#### Exercise directions:
Copy every row below word for word, leaving out the pictures.

-------- Supplied information --------

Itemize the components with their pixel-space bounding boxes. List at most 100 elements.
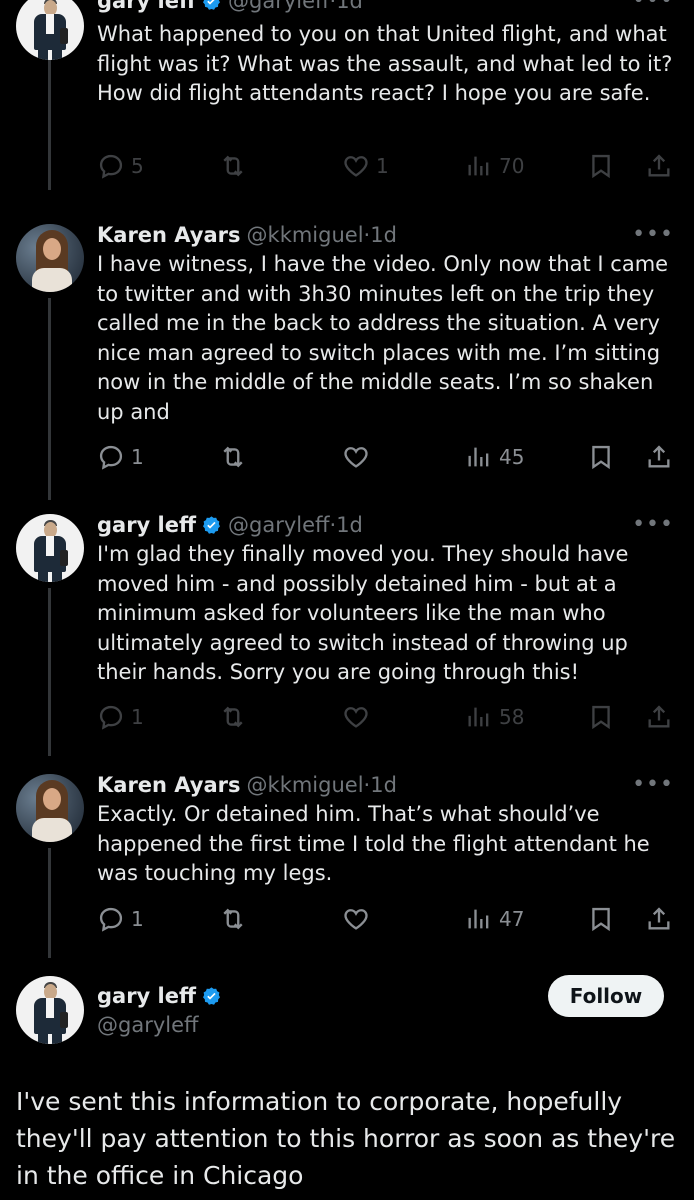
views-icon xyxy=(468,447,489,467)
tweet-header: Karen Ayars @kkmiguel · 1d xyxy=(97,770,397,800)
bookmark-icon xyxy=(592,154,610,179)
tweet-text: I'm glad they finally moved you. They sh… xyxy=(97,542,629,684)
avatar[interactable] xyxy=(16,224,84,292)
more-icon[interactable]: ••• xyxy=(632,222,674,247)
verified-badge-icon xyxy=(203,0,221,10)
like-button[interactable] xyxy=(342,441,376,473)
bookmark-button[interactable] xyxy=(587,150,615,182)
share-button[interactable] xyxy=(645,701,673,733)
avatar[interactable] xyxy=(16,774,84,842)
share-button[interactable] xyxy=(645,441,673,473)
reply-count: 1 xyxy=(131,705,144,729)
author-handle[interactable]: @garyleff xyxy=(228,513,329,537)
tweet-header: Karen Ayars @kkmiguel · 1d xyxy=(97,220,397,250)
reply-button[interactable]: 1 xyxy=(97,903,144,935)
reply-icon xyxy=(99,154,123,179)
tweet-actions: 1 45 xyxy=(97,441,677,473)
tweet-header: gary leff @garyleff · 1d xyxy=(97,510,363,540)
bookmark-button[interactable] xyxy=(587,701,615,733)
author-handle[interactable]: @garyleff xyxy=(228,0,329,13)
verified-badge-icon xyxy=(203,515,221,534)
retweet-button[interactable] xyxy=(219,903,253,935)
views-icon xyxy=(468,707,489,727)
views-count: 70 xyxy=(499,154,525,178)
main-tweet-handle-row: @garyleff xyxy=(97,1010,198,1040)
tweet-actions: 1 58 xyxy=(97,701,677,733)
author-handle[interactable]: @kkmiguel xyxy=(247,223,364,247)
tweet[interactable]: gary leff @garyleff · 1d ••• I'm glad th… xyxy=(0,510,694,760)
share-button[interactable] xyxy=(645,903,673,935)
like-button[interactable]: 1 xyxy=(342,150,389,182)
timestamp[interactable]: 1d xyxy=(336,513,363,537)
tweet[interactable]: Karen Ayars @kkmiguel · 1d ••• Exactly. … xyxy=(0,770,694,960)
like-button[interactable] xyxy=(342,701,376,733)
tweet-actions: 1 47 xyxy=(97,903,677,935)
separator: · xyxy=(329,513,337,537)
views-button[interactable]: 70 xyxy=(465,150,524,182)
reply-icon xyxy=(99,907,123,932)
avatar[interactable] xyxy=(16,976,84,1044)
tweet-text: I have witness, I have the video. Only n… xyxy=(97,252,669,424)
author-name[interactable]: gary leff xyxy=(97,513,196,537)
bookmark-button[interactable] xyxy=(587,441,615,473)
reply-button[interactable]: 5 xyxy=(97,150,144,182)
bookmark-icon xyxy=(592,705,610,730)
retweet-icon xyxy=(223,706,243,728)
timestamp[interactable]: 1d xyxy=(370,773,397,797)
retweet-icon xyxy=(223,446,243,468)
retweet-button[interactable] xyxy=(219,701,253,733)
timestamp[interactable]: 1d xyxy=(370,223,397,247)
avatar[interactable] xyxy=(16,514,84,582)
like-icon xyxy=(344,707,368,728)
more-icon[interactable]: ••• xyxy=(632,772,674,797)
main-tweet-text: I've sent this information to corporate,… xyxy=(16,1087,676,1190)
author-name[interactable]: Karen Ayars xyxy=(97,773,241,797)
bookmark-icon xyxy=(592,445,610,470)
reply-count: 5 xyxy=(131,154,144,178)
separator: · xyxy=(363,223,371,247)
author-handle[interactable]: @kkmiguel xyxy=(247,773,364,797)
tweet-text: What happened to you on that United flig… xyxy=(97,22,673,105)
author-name[interactable]: gary leff xyxy=(97,0,196,13)
reply-button[interactable]: 1 xyxy=(97,701,144,733)
more-icon[interactable]: ••• xyxy=(632,0,674,13)
bookmark-icon xyxy=(592,907,610,932)
author-name[interactable]: gary leff xyxy=(97,984,196,1008)
share-icon xyxy=(648,445,670,468)
reply-icon xyxy=(99,705,123,730)
tweet-text: Exactly. Or detained him. That’s what sh… xyxy=(97,802,650,885)
tweet[interactable]: gary leff @garyleff · 1d ••• What happen… xyxy=(0,0,694,200)
like-icon xyxy=(344,909,368,930)
retweet-icon xyxy=(223,908,243,930)
share-icon xyxy=(648,907,670,930)
share-button[interactable] xyxy=(645,150,673,182)
retweet-button[interactable] xyxy=(219,150,253,182)
like-button[interactable] xyxy=(342,903,376,935)
share-icon xyxy=(648,154,670,177)
retweet-button[interactable] xyxy=(219,441,253,473)
avatar[interactable] xyxy=(16,0,84,60)
follow-button[interactable]: Follow xyxy=(548,975,664,1017)
main-tweet-header: gary leff xyxy=(97,981,222,1011)
reply-icon xyxy=(99,445,123,470)
reply-button[interactable]: 1 xyxy=(97,441,144,473)
reply-count: 1 xyxy=(131,445,144,469)
separator: · xyxy=(363,773,371,797)
author-handle[interactable]: @garyleff xyxy=(97,1013,198,1037)
verified-badge-icon xyxy=(203,986,221,1005)
bookmark-button[interactable] xyxy=(587,903,615,935)
views-icon xyxy=(468,909,489,929)
more-icon[interactable]: ••• xyxy=(632,512,674,537)
views-button[interactable]: 58 xyxy=(465,701,524,733)
author-name[interactable]: Karen Ayars xyxy=(97,223,241,247)
views-icon xyxy=(468,156,489,176)
tweet[interactable]: Karen Ayars @kkmiguel · 1d ••• I have wi… xyxy=(0,220,694,510)
timestamp[interactable]: 1d xyxy=(336,0,363,13)
like-count: 1 xyxy=(376,154,389,178)
views-count: 58 xyxy=(499,705,525,729)
share-icon xyxy=(648,705,670,728)
views-count: 45 xyxy=(499,445,525,469)
views-button[interactable]: 47 xyxy=(465,903,524,935)
views-button[interactable]: 45 xyxy=(465,441,524,473)
tweet-header: gary leff @garyleff · 1d xyxy=(97,0,363,16)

--------

#### Answer for this exercise:
Itemize the components with their pixel-space bounding boxes. List at most 100 elements.
views-icon xyxy=(468,447,489,467)
tweet-header: Karen Ayars @kkmiguel · 1d xyxy=(97,770,397,800)
bookmark-icon xyxy=(592,154,610,179)
tweet-text: I'm glad they finally moved you. They sh… xyxy=(97,542,629,684)
avatar[interactable] xyxy=(16,224,84,292)
more-icon[interactable]: ••• xyxy=(632,222,674,247)
verified-badge-icon xyxy=(203,0,221,10)
like-button[interactable] xyxy=(342,441,376,473)
bookmark-button[interactable] xyxy=(587,150,615,182)
share-button[interactable] xyxy=(645,701,673,733)
avatar[interactable] xyxy=(16,774,84,842)
share-button[interactable] xyxy=(645,441,673,473)
reply-count: 1 xyxy=(131,705,144,729)
author-handle[interactable]: @garyleff xyxy=(228,513,329,537)
tweet-header: Karen Ayars @kkmiguel · 1d xyxy=(97,220,397,250)
reply-button[interactable]: 1 xyxy=(97,903,144,935)
reply-icon xyxy=(99,154,123,179)
tweet-actions: 1 45 xyxy=(97,441,677,473)
tweet-header: gary leff @garyleff · 1d xyxy=(97,510,363,540)
bookmark-button[interactable] xyxy=(587,701,615,733)
author-handle[interactable]: @garyleff xyxy=(228,0,329,13)
verified-badge-icon xyxy=(203,515,221,534)
retweet-button[interactable] xyxy=(219,903,253,935)
views-icon xyxy=(468,707,489,727)
views-count: 70 xyxy=(499,154,525,178)
main-tweet-handle-row: @garyleff xyxy=(97,1010,198,1040)
tweet-actions: 1 58 xyxy=(97,701,677,733)
author-handle[interactable]: @kkmiguel xyxy=(247,223,364,247)
tweet[interactable]: gary leff @garyleff · 1d ••• I'm glad th… xyxy=(0,510,694,760)
share-button[interactable] xyxy=(645,903,673,935)
like-button[interactable]: 1 xyxy=(342,150,389,182)
timestamp[interactable]: 1d xyxy=(336,513,363,537)
tweet[interactable]: Karen Ayars @kkmiguel · 1d ••• Exactly. … xyxy=(0,770,694,960)
like-button[interactable] xyxy=(342,701,376,733)
tweet-actions: 1 47 xyxy=(97,903,677,935)
separator: · xyxy=(329,513,337,537)
views-button[interactable]: 70 xyxy=(465,150,524,182)
reply-icon xyxy=(99,907,123,932)
avatar[interactable] xyxy=(16,976,84,1044)
tweet-text: I have witness, I have the video. Only n… xyxy=(97,252,669,424)
author-name[interactable]: gary leff xyxy=(97,513,196,537)
bookmark-button[interactable] xyxy=(587,441,615,473)
reply-button[interactable]: 5 xyxy=(97,150,144,182)
bookmark-icon xyxy=(592,705,610,730)
retweet-icon xyxy=(223,706,243,728)
timestamp[interactable]: 1d xyxy=(370,773,397,797)
retweet-icon xyxy=(223,446,243,468)
retweet-button[interactable] xyxy=(219,701,253,733)
timestamp[interactable]: 1d xyxy=(370,223,397,247)
avatar[interactable] xyxy=(16,514,84,582)
like-icon xyxy=(344,707,368,728)
more-icon[interactable]: ••• xyxy=(632,772,674,797)
main-tweet-text: I've sent this information to corporate,… xyxy=(16,1087,676,1190)
author-name[interactable]: Karen Ayars xyxy=(97,773,241,797)
bookmark-icon xyxy=(592,445,610,470)
reply-count: 5 xyxy=(131,154,144,178)
separator: · xyxy=(363,223,371,247)
author-handle[interactable]: @kkmiguel xyxy=(247,773,364,797)
tweet-text: What happened to you on that United flig… xyxy=(97,22,673,105)
author-name[interactable]: gary leff xyxy=(97,0,196,13)
reply-button[interactable]: 1 xyxy=(97,701,144,733)
more-icon[interactable]: ••• xyxy=(632,0,674,13)
bookmark-icon xyxy=(592,907,610,932)
author-name[interactable]: gary leff xyxy=(97,984,196,1008)
share-icon xyxy=(648,445,670,468)
reply-icon xyxy=(99,705,123,730)
tweet-text: Exactly. Or detained him. That’s what sh… xyxy=(97,802,650,885)
tweet[interactable]: gary leff @garyleff · 1d ••• What happen… xyxy=(0,0,694,200)
like-icon xyxy=(344,909,368,930)
retweet-icon xyxy=(223,908,243,930)
share-icon xyxy=(648,907,670,930)
share-button[interactable] xyxy=(645,150,673,182)
retweet-button[interactable] xyxy=(219,150,253,182)
like-button[interactable] xyxy=(342,903,376,935)
share-icon xyxy=(648,154,670,177)
retweet-button[interactable] xyxy=(219,441,253,473)
avatar[interactable] xyxy=(16,0,84,60)
follow-button[interactable]: Follow xyxy=(548,975,664,1017)
main-tweet-header: gary leff xyxy=(97,981,222,1011)
reply-icon xyxy=(99,445,123,470)
reply-button[interactable]: 1 xyxy=(97,441,144,473)
reply-count: 1 xyxy=(131,445,144,469)
separator: · xyxy=(363,773,371,797)
author-handle[interactable]: @garyleff xyxy=(97,1013,198,1037)
verified-badge-icon xyxy=(203,986,221,1005)
bookmark-button[interactable] xyxy=(587,903,615,935)
views-icon xyxy=(468,909,489,929)
more-icon[interactable]: ••• xyxy=(632,512,674,537)
views-button[interactable]: 58 xyxy=(465,701,524,733)
author-name[interactable]: Karen Ayars xyxy=(97,223,241,247)
views-icon xyxy=(468,156,489,176)
tweet[interactable]: Karen Ayars @kkmiguel · 1d ••• I have wi… xyxy=(0,220,694,510)
timestamp[interactable]: 1d xyxy=(336,0,363,13)
like-count: 1 xyxy=(376,154,389,178)
views-count: 58 xyxy=(499,705,525,729)
share-icon xyxy=(648,705,670,728)
views-count: 45 xyxy=(499,445,525,469)
views-button[interactable]: 47 xyxy=(465,903,524,935)
views-button[interactable]: 45 xyxy=(465,441,524,473)
tweet-header: gary leff @garyleff · 1d xyxy=(97,0,363,16)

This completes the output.